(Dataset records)
+++

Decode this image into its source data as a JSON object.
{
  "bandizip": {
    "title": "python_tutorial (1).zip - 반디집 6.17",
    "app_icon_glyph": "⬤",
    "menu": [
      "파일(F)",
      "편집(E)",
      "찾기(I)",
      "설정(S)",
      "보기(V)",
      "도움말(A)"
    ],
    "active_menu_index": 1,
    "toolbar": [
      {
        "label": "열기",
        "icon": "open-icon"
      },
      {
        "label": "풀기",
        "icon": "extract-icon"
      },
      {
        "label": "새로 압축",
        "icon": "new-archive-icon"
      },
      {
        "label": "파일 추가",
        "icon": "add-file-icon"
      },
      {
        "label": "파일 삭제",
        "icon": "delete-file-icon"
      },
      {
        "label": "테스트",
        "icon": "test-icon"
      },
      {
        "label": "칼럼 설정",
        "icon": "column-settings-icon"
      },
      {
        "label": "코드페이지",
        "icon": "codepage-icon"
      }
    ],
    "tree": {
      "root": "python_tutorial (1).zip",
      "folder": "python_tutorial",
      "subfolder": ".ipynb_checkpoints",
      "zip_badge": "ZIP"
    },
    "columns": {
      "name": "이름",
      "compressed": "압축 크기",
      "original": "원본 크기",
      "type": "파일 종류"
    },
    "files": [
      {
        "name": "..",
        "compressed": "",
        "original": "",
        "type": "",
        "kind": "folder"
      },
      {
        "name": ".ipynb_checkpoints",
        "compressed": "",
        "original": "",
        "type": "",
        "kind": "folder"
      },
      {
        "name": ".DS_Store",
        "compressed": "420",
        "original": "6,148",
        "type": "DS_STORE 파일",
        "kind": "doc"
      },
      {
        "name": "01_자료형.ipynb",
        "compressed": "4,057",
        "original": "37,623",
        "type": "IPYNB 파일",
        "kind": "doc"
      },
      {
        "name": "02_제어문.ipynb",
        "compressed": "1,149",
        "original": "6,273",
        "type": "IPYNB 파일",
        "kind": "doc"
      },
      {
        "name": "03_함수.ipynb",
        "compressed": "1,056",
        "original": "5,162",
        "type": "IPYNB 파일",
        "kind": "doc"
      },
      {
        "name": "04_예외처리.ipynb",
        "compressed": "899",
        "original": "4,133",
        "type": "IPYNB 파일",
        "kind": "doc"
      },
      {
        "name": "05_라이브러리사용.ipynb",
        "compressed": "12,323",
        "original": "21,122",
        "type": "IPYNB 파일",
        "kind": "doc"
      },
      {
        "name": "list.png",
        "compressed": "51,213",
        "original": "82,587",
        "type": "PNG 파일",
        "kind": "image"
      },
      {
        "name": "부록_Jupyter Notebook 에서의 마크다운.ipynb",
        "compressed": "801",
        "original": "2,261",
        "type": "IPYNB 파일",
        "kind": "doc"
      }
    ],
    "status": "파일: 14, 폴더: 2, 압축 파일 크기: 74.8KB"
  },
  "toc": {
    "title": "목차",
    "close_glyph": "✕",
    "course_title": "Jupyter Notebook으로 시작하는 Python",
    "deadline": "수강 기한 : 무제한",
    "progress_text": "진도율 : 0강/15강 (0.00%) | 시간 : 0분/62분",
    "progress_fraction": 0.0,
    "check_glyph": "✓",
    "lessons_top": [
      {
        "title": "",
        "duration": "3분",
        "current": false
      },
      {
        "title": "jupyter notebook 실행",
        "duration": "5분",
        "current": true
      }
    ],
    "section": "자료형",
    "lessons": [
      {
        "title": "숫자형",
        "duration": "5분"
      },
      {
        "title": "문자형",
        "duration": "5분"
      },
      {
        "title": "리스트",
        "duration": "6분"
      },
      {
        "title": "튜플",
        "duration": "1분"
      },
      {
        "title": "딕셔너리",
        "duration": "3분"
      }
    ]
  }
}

+++

EXERCISE DESCRIPTION:
Write all of the records out again exactly.

FULL OUTPUT:
Decode this image into its source data as a JSON object.
{
  "bandizip": {
    "title": "python_tutorial (1).zip - 반디집 6.17",
    "app_icon_glyph": "⬤",
    "menu": [
      "파일(F)",
      "편집(E)",
      "찾기(I)",
      "설정(S)",
      "보기(V)",
      "도움말(A)"
    ],
    "active_menu_index": 1,
    "toolbar": [
      {
        "label": "열기",
        "icon": "open-icon"
      },
      {
        "label": "풀기",
        "icon": "extract-icon"
      },
      {
        "label": "새로 압축",
        "icon": "new-archive-icon"
      },
      {
        "label": "파일 추가",
        "icon": "add-file-icon"
      },
      {
        "label": "파일 삭제",
        "icon": "delete-file-icon"
      },
      {
        "label": "테스트",
        "icon": "test-icon"
      },
      {
        "label": "칼럼 설정",
        "icon": "column-settings-icon"
      },
      {
        "label": "코드페이지",
        "icon": "codepage-icon"
      }
    ],
    "tree": {
      "root": "python_tutorial (1).zip",
      "folder": "python_tutorial",
      "subfolder": ".ipynb_checkpoints",
      "zip_badge": "ZIP"
    },
    "columns": {
      "name": "이름",
      "compressed": "압축 크기",
      "original": "원본 크기",
      "type": "파일 종류"
    },
    "files": [
      {
        "name": "..",
        "compressed": "",
        "original": "",
        "type": "",
        "kind": "folder"
      },
      {
        "name": ".ipynb_checkpoints",
        "compressed": "",
        "original": "",
        "type": "",
        "kind": "folder"
      },
      {
        "name": ".DS_Store",
        "compressed": "420",
        "original": "6,148",
        "type": "DS_STORE 파일",
        "kind": "doc"
      },
      {
        "name": "01_자료형.ipynb",
        "compressed": "4,057",
        "original": "37,623",
        "type": "IPYNB 파일",
        "kind": "doc"
      },
      {
        "name": "02_제어문.ipynb",
        "compressed": "1,149",
        "original": "6,273",
        "type": "IPYNB 파일",
        "kind": "doc"
      },
      {
        "name": "03_함수.ipynb",
        "compressed": "1,056",
        "original": "5,162",
        "type": "IPYNB 파일",
        "kind": "doc"
      },
      {
        "name": "04_예외처리.ipynb",
        "compressed": "899",
        "original": "4,133",
        "type": "IPYNB 파일",
        "kind": "doc"
      },
      {
        "name": "05_라이브러리사용.ipynb",
        "compressed": "12,323",
        "original": "21,122",
        "type": "IPYNB 파일",
        "kind": "doc"
      },
      {
        "name": "list.png",
        "compressed": "51,213",
        "original": "82,587",
        "type": "PNG 파일",
        "kind": "image"
      },
      {
        "name": "부록_Jupyter Notebook 에서의 마크다운.ipynb",
        "compressed": "801",
        "original": "2,261",
        "type": "IPYNB 파일",
        "kind": "doc"
      }
    ],
    "status": "파일: 14, 폴더: 2, 압축 파일 크기: 74.8KB"
  },
  "toc": {
    "title": "목차",
    "close_glyph": "✕",
    "course_title": "Jupyter Notebook으로 시작하는 Python",
    "deadline": "수강 기한 : 무제한",
    "progress_text": "진도율 : 0강/15강 (0.00%) | 시간 : 0분/62분",
    "progress_fraction": 0.0,
    "check_glyph": "✓",
    "lessons_top": [
      {
        "title": "",
        "duration": "3분",
        "current": false
      },
      {
        "title": "jupyter notebook 실행",
        "duration": "5분",
        "current": true
      }
    ],
    "section": "자료형",
    "lessons": [
      {
        "title": "숫자형",
        "duration": "5분"
      },
      {
        "title": "문자형",
        "duration": "5분"
      },
      {
        "title": "리스트",
        "duration": "6분"
      },
      {
        "title": "튜플",
        "duration": "1분"
      },
      {
        "title": "딕셔너리",
        "duration": "3분"
      }
    ]
  }
}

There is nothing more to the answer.